EXERCISE DETAILS – Check each line of the entries below for the word "caption", and copy the lines that have it.

(Items from a figure collection)

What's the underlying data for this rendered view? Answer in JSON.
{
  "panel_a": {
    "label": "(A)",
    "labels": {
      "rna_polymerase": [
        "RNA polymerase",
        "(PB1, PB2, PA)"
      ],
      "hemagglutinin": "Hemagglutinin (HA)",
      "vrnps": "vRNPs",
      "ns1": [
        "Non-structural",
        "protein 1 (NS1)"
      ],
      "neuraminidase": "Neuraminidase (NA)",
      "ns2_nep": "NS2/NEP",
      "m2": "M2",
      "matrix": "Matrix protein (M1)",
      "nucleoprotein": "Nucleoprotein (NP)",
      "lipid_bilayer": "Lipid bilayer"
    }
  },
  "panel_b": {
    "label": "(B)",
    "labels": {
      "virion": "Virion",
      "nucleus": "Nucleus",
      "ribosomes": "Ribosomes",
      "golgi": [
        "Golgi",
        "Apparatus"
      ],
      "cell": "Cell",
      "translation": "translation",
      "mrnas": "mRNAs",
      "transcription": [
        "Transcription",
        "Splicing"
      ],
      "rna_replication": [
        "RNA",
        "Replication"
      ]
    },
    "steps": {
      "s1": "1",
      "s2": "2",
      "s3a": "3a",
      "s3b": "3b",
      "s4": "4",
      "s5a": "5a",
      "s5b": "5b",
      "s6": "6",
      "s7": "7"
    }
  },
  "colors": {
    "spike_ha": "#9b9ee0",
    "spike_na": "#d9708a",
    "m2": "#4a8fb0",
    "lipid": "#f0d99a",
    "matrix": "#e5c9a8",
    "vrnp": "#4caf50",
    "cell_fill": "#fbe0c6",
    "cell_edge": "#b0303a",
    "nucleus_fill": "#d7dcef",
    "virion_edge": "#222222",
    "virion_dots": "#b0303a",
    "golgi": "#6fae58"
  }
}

--

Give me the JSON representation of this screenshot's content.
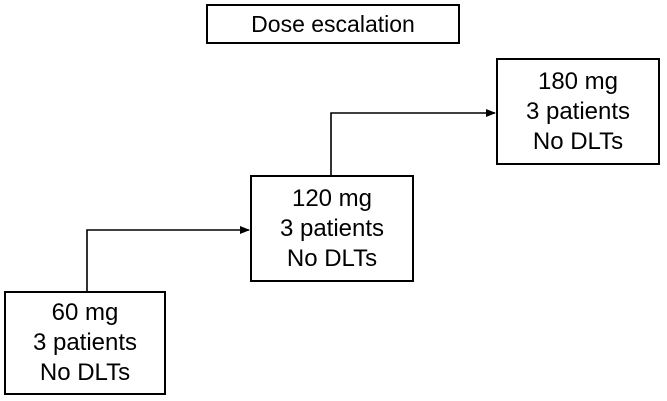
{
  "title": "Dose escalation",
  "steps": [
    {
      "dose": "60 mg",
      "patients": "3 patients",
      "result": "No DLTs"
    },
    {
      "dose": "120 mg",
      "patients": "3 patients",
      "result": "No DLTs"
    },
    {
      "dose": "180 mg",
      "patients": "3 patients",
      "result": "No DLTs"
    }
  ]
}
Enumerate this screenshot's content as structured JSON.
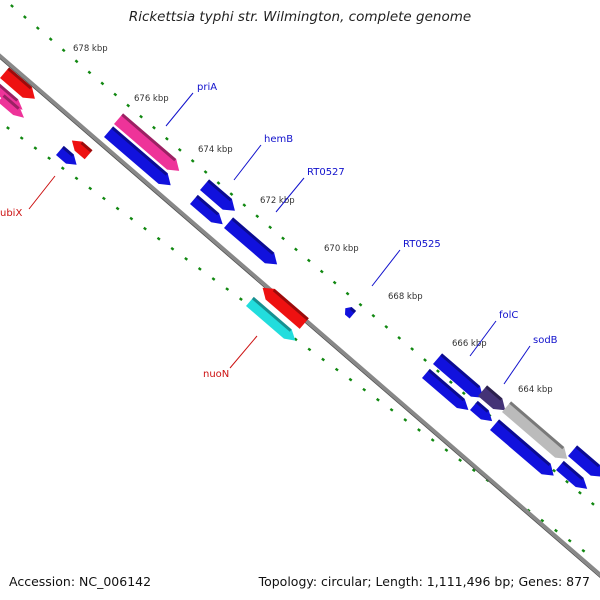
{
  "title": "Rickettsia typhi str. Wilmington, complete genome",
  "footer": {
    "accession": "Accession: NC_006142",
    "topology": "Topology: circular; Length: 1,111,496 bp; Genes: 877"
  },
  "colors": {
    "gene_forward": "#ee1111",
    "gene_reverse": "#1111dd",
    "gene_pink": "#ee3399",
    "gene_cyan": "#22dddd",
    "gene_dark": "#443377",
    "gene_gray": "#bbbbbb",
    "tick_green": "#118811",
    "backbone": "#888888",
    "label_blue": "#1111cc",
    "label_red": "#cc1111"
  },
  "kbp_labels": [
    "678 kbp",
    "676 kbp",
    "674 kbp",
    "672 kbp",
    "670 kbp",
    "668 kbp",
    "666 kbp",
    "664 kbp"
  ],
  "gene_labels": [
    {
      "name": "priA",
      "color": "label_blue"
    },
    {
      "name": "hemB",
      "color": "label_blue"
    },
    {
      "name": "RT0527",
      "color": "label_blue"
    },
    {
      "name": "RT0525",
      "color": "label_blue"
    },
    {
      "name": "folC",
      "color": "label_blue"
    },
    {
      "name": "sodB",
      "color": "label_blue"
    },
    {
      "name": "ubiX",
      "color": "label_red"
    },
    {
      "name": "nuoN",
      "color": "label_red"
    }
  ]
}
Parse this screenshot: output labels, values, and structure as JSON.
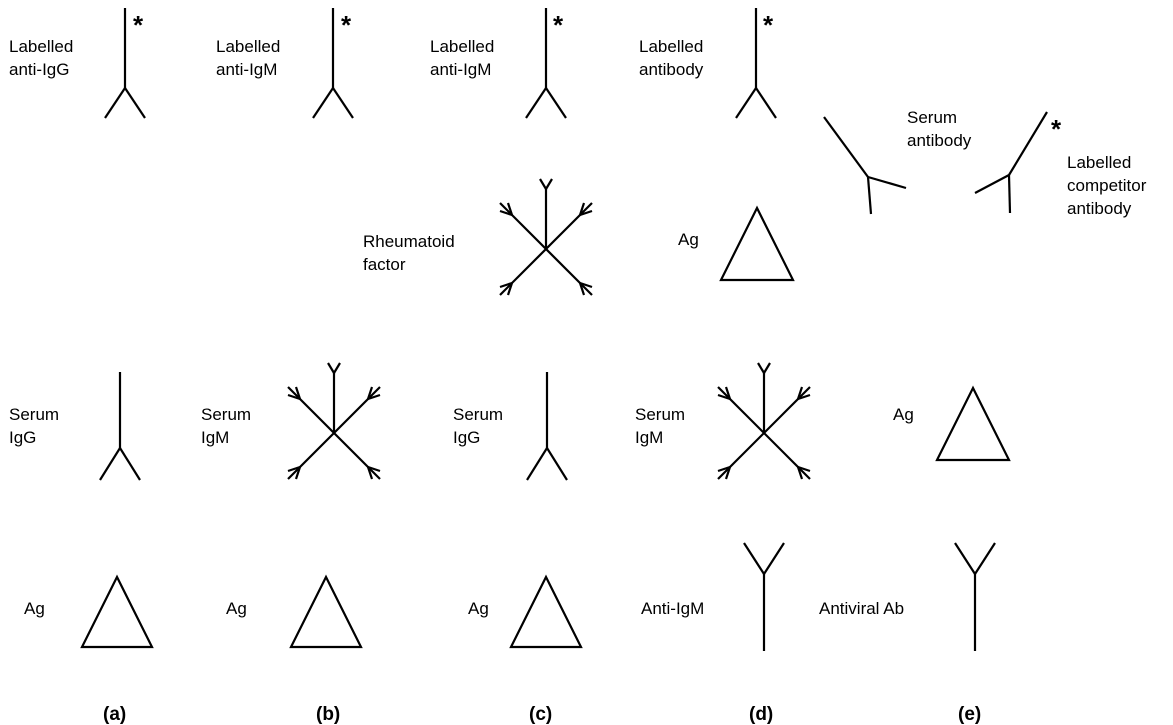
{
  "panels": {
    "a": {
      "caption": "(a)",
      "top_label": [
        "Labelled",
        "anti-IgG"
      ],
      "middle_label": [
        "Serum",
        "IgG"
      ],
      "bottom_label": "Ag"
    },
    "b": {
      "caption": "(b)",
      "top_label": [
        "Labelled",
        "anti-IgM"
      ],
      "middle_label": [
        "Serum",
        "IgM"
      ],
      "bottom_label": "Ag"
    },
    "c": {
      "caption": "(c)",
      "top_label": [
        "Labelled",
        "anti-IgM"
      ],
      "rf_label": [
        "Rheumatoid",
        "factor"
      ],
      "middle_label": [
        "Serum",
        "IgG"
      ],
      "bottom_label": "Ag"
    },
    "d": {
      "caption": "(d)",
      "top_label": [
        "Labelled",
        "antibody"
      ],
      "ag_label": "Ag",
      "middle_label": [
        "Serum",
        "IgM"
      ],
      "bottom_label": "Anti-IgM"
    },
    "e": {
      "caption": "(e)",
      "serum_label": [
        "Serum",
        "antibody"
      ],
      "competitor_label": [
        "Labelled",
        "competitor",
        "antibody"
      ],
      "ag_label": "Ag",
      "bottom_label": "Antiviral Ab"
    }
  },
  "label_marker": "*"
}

TASK RESPONSE –
      "caption": "(a)",
      "caption": "(b)",
      "caption": "(c)",
      "caption": "(d)",
      "caption": "(e)",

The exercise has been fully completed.